(Entries taken from a collection)
● ● ● ● ●

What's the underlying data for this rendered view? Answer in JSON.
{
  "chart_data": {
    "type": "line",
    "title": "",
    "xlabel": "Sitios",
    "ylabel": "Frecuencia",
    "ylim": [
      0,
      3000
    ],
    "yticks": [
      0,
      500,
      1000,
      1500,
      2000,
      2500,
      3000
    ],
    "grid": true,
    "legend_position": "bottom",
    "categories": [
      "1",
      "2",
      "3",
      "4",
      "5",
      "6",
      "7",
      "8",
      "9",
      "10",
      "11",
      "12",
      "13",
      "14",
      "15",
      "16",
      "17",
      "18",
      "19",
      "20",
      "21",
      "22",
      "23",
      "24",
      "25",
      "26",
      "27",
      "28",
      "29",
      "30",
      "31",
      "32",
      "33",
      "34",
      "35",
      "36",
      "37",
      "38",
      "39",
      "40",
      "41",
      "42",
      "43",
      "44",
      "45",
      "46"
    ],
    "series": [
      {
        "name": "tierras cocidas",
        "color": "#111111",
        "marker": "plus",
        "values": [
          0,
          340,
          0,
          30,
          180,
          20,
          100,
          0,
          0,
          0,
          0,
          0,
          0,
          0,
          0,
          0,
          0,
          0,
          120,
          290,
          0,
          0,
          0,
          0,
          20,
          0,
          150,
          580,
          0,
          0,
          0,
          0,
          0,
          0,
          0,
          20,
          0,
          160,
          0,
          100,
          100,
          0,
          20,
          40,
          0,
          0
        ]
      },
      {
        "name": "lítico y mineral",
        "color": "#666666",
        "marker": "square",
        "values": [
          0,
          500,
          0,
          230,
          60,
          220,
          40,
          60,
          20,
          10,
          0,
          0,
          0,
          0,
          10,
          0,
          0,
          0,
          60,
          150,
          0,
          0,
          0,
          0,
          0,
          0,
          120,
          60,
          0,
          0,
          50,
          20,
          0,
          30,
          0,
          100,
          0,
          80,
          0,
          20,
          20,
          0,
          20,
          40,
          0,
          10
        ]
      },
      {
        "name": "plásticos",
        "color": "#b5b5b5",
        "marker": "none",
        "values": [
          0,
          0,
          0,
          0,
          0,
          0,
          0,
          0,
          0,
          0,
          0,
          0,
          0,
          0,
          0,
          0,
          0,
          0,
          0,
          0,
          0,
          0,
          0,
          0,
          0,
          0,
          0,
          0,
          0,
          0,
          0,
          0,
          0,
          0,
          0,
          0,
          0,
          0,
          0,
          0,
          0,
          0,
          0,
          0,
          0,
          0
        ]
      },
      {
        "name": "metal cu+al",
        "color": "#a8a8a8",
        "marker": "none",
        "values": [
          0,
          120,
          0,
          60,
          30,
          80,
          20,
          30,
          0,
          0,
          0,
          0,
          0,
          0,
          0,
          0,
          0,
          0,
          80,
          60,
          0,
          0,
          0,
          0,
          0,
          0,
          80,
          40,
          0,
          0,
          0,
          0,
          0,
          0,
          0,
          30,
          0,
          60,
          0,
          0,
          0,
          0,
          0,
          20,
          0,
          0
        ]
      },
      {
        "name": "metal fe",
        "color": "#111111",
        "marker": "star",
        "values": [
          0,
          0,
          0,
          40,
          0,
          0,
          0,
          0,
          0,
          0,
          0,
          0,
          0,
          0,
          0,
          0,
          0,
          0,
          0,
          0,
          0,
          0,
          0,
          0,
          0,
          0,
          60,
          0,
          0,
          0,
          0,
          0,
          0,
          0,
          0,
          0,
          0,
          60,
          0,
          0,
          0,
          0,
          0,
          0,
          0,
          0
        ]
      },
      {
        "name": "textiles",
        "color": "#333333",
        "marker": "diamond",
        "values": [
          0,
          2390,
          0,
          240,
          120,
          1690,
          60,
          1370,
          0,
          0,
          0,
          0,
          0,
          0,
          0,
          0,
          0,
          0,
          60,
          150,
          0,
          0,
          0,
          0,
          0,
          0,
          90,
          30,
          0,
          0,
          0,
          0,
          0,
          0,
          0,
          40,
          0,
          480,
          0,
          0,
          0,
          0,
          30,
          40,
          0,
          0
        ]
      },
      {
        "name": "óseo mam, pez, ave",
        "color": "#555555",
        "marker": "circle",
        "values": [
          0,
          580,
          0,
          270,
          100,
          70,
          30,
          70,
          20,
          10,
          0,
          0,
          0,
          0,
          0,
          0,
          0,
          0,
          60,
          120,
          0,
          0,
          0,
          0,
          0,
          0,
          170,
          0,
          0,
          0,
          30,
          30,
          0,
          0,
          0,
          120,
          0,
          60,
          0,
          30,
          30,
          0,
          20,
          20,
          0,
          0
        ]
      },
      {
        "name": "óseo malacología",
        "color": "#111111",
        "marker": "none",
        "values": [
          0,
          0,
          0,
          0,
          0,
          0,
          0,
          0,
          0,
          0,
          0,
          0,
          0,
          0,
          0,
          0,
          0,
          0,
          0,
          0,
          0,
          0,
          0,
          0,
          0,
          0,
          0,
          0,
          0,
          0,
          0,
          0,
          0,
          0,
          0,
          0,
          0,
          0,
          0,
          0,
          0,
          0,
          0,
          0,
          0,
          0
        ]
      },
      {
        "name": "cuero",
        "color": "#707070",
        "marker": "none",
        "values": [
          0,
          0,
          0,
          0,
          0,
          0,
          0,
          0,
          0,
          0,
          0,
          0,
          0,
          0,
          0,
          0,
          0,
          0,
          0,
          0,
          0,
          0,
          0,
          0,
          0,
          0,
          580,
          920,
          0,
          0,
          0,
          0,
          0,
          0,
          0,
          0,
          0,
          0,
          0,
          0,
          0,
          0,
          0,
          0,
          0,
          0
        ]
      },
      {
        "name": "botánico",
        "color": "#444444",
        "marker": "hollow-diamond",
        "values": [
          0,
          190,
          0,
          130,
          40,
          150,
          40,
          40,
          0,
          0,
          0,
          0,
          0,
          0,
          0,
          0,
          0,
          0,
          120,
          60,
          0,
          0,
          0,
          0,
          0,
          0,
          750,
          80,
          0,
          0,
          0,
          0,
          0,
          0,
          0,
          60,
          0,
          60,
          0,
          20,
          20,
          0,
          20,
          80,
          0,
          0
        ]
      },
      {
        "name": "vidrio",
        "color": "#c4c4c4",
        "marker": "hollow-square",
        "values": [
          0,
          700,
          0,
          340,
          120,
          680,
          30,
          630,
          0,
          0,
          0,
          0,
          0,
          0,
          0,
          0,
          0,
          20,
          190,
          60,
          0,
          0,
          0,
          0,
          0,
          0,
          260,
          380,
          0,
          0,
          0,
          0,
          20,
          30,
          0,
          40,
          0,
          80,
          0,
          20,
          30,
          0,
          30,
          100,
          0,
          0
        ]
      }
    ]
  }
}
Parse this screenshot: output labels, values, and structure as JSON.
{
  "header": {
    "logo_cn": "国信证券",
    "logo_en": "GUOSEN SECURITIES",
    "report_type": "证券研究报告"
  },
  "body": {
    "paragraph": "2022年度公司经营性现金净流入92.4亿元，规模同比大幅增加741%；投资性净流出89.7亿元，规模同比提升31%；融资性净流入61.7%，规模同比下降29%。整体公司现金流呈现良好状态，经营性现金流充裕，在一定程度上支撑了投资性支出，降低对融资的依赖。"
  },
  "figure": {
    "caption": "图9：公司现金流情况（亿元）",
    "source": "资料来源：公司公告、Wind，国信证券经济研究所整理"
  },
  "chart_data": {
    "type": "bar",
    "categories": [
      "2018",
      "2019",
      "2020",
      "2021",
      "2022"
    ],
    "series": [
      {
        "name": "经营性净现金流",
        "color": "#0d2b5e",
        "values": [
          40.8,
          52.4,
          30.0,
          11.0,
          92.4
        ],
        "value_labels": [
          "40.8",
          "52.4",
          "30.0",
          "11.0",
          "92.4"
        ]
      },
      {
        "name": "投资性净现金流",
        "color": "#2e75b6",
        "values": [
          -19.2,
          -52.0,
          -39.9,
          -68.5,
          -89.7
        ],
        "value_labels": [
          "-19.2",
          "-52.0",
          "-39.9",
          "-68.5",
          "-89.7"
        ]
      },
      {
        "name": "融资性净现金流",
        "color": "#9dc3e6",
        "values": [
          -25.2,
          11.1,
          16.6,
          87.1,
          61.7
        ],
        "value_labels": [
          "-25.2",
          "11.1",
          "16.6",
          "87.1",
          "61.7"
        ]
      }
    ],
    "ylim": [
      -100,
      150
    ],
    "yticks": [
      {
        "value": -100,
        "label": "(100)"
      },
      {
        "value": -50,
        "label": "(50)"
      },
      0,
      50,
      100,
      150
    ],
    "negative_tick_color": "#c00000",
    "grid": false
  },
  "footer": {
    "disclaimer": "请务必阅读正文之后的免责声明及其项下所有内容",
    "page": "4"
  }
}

● ● ● ● ●

## [Problem to solve]
Each line above that includes "marker" should be shown.

## [Answer in full]
        "marker": "plus",
        "marker": "square",
        "marker": "none",
        "marker": "none",
        "marker": "star",
        "marker": "diamond",
        "marker": "circle",
        "marker": "none",
        "marker": "none",
        "marker": "hollow-diamond",
        "marker": "hollow-square",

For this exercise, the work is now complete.